[Data records]
------------------------------------------------------------------------

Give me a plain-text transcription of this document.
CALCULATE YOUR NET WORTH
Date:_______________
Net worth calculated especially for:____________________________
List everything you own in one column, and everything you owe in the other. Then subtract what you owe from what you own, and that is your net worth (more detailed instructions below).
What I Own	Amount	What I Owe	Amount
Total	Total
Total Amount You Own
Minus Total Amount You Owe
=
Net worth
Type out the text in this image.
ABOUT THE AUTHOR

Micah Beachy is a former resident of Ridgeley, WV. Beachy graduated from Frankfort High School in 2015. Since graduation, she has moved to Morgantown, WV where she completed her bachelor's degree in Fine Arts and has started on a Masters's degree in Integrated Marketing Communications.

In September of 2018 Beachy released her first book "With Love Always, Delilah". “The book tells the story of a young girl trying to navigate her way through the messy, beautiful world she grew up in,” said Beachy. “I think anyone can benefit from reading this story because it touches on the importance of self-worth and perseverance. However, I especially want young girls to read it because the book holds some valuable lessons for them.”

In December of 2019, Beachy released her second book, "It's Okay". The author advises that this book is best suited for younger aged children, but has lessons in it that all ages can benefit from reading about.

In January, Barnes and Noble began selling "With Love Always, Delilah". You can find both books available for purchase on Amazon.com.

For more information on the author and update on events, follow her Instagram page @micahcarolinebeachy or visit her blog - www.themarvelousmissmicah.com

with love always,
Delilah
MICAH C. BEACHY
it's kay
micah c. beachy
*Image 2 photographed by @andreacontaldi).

------------------------------------------------------------------------

• YOUR TASK
Only the number is needed: state how many lines in the listing contain "this".

• TASK OUTPUT
4